> What the exercise asks: Wherever the string "icon" appears in a line, extract that line.

> Record extracts:
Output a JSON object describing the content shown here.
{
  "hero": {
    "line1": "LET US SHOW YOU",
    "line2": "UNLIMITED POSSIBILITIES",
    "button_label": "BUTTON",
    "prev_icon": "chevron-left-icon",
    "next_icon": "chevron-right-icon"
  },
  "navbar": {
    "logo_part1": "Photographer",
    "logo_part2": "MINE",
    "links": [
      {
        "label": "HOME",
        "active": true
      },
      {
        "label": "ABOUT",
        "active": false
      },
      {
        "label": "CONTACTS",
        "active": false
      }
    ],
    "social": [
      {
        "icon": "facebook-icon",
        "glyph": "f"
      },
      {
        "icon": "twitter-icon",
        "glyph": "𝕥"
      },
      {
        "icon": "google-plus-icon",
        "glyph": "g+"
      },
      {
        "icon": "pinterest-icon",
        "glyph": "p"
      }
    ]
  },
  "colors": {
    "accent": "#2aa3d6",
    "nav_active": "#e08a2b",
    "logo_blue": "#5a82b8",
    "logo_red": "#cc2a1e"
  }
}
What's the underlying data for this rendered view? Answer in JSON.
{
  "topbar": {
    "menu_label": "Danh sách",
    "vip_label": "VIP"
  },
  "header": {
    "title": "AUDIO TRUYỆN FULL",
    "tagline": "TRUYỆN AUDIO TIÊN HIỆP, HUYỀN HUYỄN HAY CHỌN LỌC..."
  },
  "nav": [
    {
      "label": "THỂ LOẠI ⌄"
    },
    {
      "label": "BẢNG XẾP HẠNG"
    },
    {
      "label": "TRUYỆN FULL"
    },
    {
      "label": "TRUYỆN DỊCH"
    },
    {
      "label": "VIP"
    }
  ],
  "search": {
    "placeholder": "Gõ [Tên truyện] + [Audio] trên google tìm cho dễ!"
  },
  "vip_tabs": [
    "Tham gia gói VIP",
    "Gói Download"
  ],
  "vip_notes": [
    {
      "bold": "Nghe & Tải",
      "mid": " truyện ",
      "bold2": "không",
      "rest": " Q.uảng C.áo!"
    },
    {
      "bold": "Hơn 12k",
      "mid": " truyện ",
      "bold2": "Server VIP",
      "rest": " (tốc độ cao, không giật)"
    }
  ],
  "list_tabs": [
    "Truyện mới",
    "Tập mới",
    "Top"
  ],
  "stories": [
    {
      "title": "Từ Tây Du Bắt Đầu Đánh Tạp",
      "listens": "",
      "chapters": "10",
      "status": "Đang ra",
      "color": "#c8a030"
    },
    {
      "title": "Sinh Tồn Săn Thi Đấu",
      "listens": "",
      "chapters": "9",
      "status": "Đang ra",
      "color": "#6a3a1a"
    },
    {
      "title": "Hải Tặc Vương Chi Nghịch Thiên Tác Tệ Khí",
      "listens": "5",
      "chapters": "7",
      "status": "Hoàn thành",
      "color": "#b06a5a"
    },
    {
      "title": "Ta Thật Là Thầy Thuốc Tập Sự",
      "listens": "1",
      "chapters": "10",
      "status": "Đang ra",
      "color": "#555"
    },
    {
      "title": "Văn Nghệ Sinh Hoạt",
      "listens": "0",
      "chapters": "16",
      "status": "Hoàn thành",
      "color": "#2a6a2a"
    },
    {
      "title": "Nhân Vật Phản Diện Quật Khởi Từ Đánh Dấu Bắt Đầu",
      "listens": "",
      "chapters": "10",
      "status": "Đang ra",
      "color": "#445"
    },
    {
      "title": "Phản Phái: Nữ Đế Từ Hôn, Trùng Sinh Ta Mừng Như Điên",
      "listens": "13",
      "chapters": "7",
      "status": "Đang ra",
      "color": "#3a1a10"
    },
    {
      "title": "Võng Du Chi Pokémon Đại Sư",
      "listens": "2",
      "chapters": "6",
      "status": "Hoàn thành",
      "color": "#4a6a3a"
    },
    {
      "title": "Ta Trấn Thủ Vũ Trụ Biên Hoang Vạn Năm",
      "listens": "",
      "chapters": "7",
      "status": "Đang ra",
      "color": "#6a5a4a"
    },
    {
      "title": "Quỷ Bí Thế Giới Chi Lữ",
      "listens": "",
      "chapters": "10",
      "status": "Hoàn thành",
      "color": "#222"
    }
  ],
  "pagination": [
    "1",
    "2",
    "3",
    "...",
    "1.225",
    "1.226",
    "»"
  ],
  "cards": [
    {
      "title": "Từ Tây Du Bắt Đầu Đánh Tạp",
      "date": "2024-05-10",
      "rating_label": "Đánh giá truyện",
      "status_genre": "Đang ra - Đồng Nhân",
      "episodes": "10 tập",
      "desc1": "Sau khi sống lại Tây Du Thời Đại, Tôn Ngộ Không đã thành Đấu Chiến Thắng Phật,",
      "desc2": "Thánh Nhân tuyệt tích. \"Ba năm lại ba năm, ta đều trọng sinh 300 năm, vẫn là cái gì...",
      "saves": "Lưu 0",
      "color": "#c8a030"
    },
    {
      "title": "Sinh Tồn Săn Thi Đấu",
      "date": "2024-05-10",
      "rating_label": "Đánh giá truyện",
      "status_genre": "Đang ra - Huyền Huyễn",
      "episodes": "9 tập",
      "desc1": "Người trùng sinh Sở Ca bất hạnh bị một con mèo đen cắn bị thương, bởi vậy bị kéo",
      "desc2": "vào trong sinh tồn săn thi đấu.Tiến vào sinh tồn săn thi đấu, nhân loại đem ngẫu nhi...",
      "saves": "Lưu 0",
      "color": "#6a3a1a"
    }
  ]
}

> Exercise solution:
    "prev_icon": "chevron-left-icon",
    "next_icon": "chevron-right-icon"
        "icon": "facebook-icon",
        "icon": "twitter-icon",
        "icon": "google-plus-icon",
        "icon": "pinterest-icon",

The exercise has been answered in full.